• _REQUEST_: Will you write out all the entries below exactly?

• _INPUT FOR THIS TASK_:

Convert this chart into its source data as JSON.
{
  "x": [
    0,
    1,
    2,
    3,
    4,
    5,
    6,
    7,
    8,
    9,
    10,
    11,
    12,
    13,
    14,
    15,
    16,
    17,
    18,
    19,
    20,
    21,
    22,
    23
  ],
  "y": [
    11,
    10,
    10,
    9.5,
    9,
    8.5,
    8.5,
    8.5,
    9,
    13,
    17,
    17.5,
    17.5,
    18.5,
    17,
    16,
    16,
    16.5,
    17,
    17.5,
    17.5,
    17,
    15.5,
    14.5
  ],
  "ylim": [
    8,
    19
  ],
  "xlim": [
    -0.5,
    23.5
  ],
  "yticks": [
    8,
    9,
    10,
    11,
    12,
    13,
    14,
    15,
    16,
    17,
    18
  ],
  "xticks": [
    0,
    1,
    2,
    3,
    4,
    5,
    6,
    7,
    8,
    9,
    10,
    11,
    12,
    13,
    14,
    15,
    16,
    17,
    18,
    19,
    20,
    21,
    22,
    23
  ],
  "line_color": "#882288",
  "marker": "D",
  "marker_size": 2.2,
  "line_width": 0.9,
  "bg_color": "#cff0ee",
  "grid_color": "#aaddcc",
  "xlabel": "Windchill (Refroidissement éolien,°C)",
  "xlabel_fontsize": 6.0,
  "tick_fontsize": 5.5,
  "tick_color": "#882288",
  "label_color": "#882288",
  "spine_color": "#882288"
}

• _SOLUTION FOR THIS EXERCISE_:
Convert this chart into its source data as JSON.
{
  "x": [
    0,
    1,
    2,
    3,
    4,
    5,
    6,
    7,
    8,
    9,
    10,
    11,
    12,
    13,
    14,
    15,
    16,
    17,
    18,
    19,
    20,
    21,
    22,
    23
  ],
  "y": [
    11,
    10,
    10,
    9.5,
    9,
    8.5,
    8.5,
    8.5,
    9,
    13,
    17,
    17.5,
    17.5,
    18.5,
    17,
    16,
    16,
    16.5,
    17,
    17.5,
    17.5,
    17,
    15.5,
    14.5
  ],
  "ylim": [
    8,
    19
  ],
  "xlim": [
    -0.5,
    23.5
  ],
  "yticks": [
    8,
    9,
    10,
    11,
    12,
    13,
    14,
    15,
    16,
    17,
    18
  ],
  "xticks": [
    0,
    1,
    2,
    3,
    4,
    5,
    6,
    7,
    8,
    9,
    10,
    11,
    12,
    13,
    14,
    15,
    16,
    17,
    18,
    19,
    20,
    21,
    22,
    23
  ],
  "line_color": "#882288",
  "marker": "D",
  "marker_size": 2.2,
  "line_width": 0.9,
  "bg_color": "#cff0ee",
  "grid_color": "#aaddcc",
  "xlabel": "Windchill (Refroidissement éolien,°C)",
  "xlabel_fontsize": 6.0,
  "tick_fontsize": 5.5,
  "tick_color": "#882288",
  "label_color": "#882288",
  "spine_color": "#882288"
}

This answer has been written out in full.